++++ MATERIAL FOR THIS EXERCISE ++++
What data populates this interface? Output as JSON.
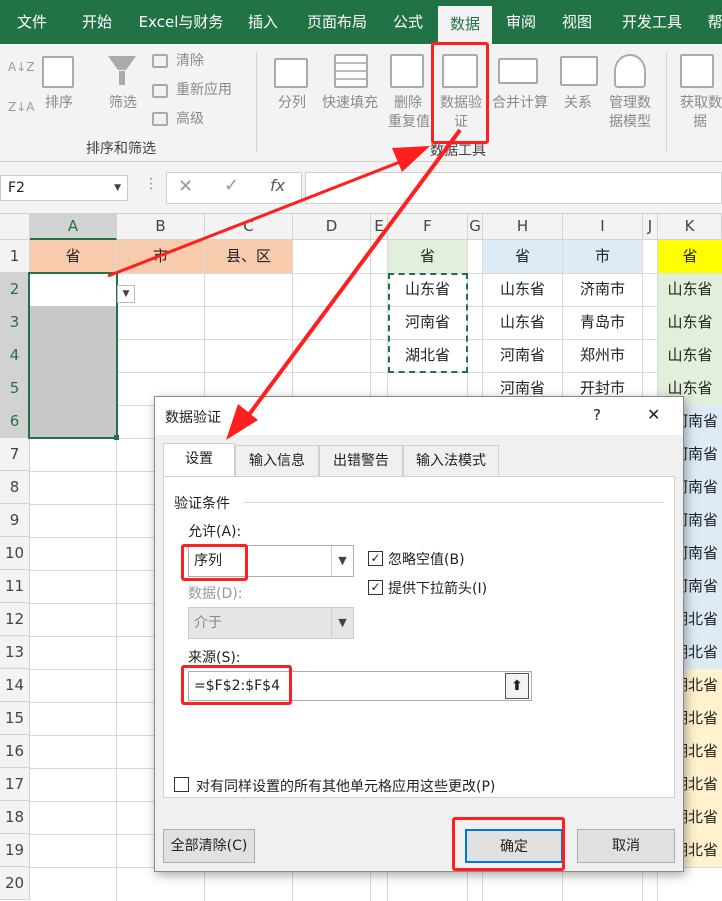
{
  "menu_tabs": [
    "文件",
    "开始",
    "Excel与财务",
    "插入",
    "页面布局",
    "公式",
    "数据",
    "审阅",
    "视图",
    "开发工具",
    "帮"
  ],
  "ribbon": {
    "sort_asc": "A↓Z",
    "sort_desc": "Z↓A",
    "sort": "排序",
    "filter": "筛选",
    "clear": "清除",
    "reapply": "重新应用",
    "advanced": "高级",
    "group_sort": "排序和筛选",
    "split": "分列",
    "flash_fill": "快速填充",
    "remove_dup_1": "删除",
    "remove_dup_2": "重复值",
    "validation_1": "数据验",
    "validation_2": "证",
    "consolidate": "合并计算",
    "relations": "关系",
    "manage_model_1": "管理数",
    "manage_model_2": "据模型",
    "get_data_1": "获取数",
    "get_data_2": "据",
    "group_tools": "数据工具"
  },
  "formula_bar": {
    "name_box": "F2",
    "cancel": "✕",
    "enter": "✓",
    "fx": "fx",
    "value": ""
  },
  "sheet": {
    "columns": [
      "A",
      "B",
      "C",
      "D",
      "E",
      "F",
      "G",
      "H",
      "I",
      "J",
      "K"
    ],
    "rows": [
      "1",
      "2",
      "3",
      "4",
      "5",
      "6",
      "7",
      "8",
      "9",
      "10",
      "11",
      "12",
      "13",
      "14",
      "15",
      "16",
      "17",
      "18",
      "19",
      "20"
    ],
    "a1": "省",
    "b1": "市",
    "c1": "县、区",
    "f1": "省",
    "f_list": [
      "山东省",
      "河南省",
      "湖北省"
    ],
    "h1": "省",
    "i1": "市",
    "h_list": [
      "山东省",
      "山东省",
      "河南省",
      "河南省"
    ],
    "i_list": [
      "济南市",
      "青岛市",
      "郑州市",
      "开封市"
    ],
    "k1": "省",
    "k_list": [
      "山东省",
      "山东省",
      "山东省",
      "山东省",
      "河南省",
      "河南省",
      "河南省",
      "河南省",
      "河南省",
      "河南省",
      "湖北省",
      "湖北省",
      "湖北省",
      "湖北省",
      "湖北省",
      "湖北省",
      "湖北省",
      "湖北省"
    ]
  },
  "dialog": {
    "title": "数据验证",
    "help": "?",
    "close": "✕",
    "tabs": [
      "设置",
      "输入信息",
      "出错警告",
      "输入法模式"
    ],
    "criteria": "验证条件",
    "allow_label": "允许(A):",
    "allow_value": "序列",
    "data_label": "数据(D):",
    "data_value": "介于",
    "ignore_blank": "忽略空值(B)",
    "dropdown": "提供下拉箭头(I)",
    "source_label": "来源(S):",
    "source_value": "=$F$2:$F$4",
    "apply_all": "对有同样设置的所有其他单元格应用这些更改(P)",
    "clear_all": "全部清除(C)",
    "ok": "确定",
    "cancel": "取消"
  },
  "colors": {
    "excel_green": "#217346",
    "header_orange": "#f8cbad",
    "header_green": "#e2efda",
    "header_blue": "#ddebf7",
    "header_yellow": "#ffff00",
    "annotation_red": "#ff1f1f"
  }
}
++++
GOAL :: Your task is to repeat the data above exactly while excluding the pictures.

CORRECT OUTPUT ::
What data populates this interface? Output as JSON.
{
  "menu_tabs": [
    "文件",
    "开始",
    "Excel与财务",
    "插入",
    "页面布局",
    "公式",
    "数据",
    "审阅",
    "视图",
    "开发工具",
    "帮"
  ],
  "ribbon": {
    "sort_asc": "A↓Z",
    "sort_desc": "Z↓A",
    "sort": "排序",
    "filter": "筛选",
    "clear": "清除",
    "reapply": "重新应用",
    "advanced": "高级",
    "group_sort": "排序和筛选",
    "split": "分列",
    "flash_fill": "快速填充",
    "remove_dup_1": "删除",
    "remove_dup_2": "重复值",
    "validation_1": "数据验",
    "validation_2": "证",
    "consolidate": "合并计算",
    "relations": "关系",
    "manage_model_1": "管理数",
    "manage_model_2": "据模型",
    "get_data_1": "获取数",
    "get_data_2": "据",
    "group_tools": "数据工具"
  },
  "formula_bar": {
    "name_box": "F2",
    "cancel": "✕",
    "enter": "✓",
    "fx": "fx",
    "value": ""
  },
  "sheet": {
    "columns": [
      "A",
      "B",
      "C",
      "D",
      "E",
      "F",
      "G",
      "H",
      "I",
      "J",
      "K"
    ],
    "rows": [
      "1",
      "2",
      "3",
      "4",
      "5",
      "6",
      "7",
      "8",
      "9",
      "10",
      "11",
      "12",
      "13",
      "14",
      "15",
      "16",
      "17",
      "18",
      "19",
      "20"
    ],
    "a1": "省",
    "b1": "市",
    "c1": "县、区",
    "f1": "省",
    "f_list": [
      "山东省",
      "河南省",
      "湖北省"
    ],
    "h1": "省",
    "i1": "市",
    "h_list": [
      "山东省",
      "山东省",
      "河南省",
      "河南省"
    ],
    "i_list": [
      "济南市",
      "青岛市",
      "郑州市",
      "开封市"
    ],
    "k1": "省",
    "k_list": [
      "山东省",
      "山东省",
      "山东省",
      "山东省",
      "河南省",
      "河南省",
      "河南省",
      "河南省",
      "河南省",
      "河南省",
      "湖北省",
      "湖北省",
      "湖北省",
      "湖北省",
      "湖北省",
      "湖北省",
      "湖北省",
      "湖北省"
    ]
  },
  "dialog": {
    "title": "数据验证",
    "help": "?",
    "close": "✕",
    "tabs": [
      "设置",
      "输入信息",
      "出错警告",
      "输入法模式"
    ],
    "criteria": "验证条件",
    "allow_label": "允许(A):",
    "allow_value": "序列",
    "data_label": "数据(D):",
    "data_value": "介于",
    "ignore_blank": "忽略空值(B)",
    "dropdown": "提供下拉箭头(I)",
    "source_label": "来源(S):",
    "source_value": "=$F$2:$F$4",
    "apply_all": "对有同样设置的所有其他单元格应用这些更改(P)",
    "clear_all": "全部清除(C)",
    "ok": "确定",
    "cancel": "取消"
  },
  "colors": {
    "excel_green": "#217346",
    "header_orange": "#f8cbad",
    "header_green": "#e2efda",
    "header_blue": "#ddebf7",
    "header_yellow": "#ffff00",
    "annotation_red": "#ff1f1f"
  }
}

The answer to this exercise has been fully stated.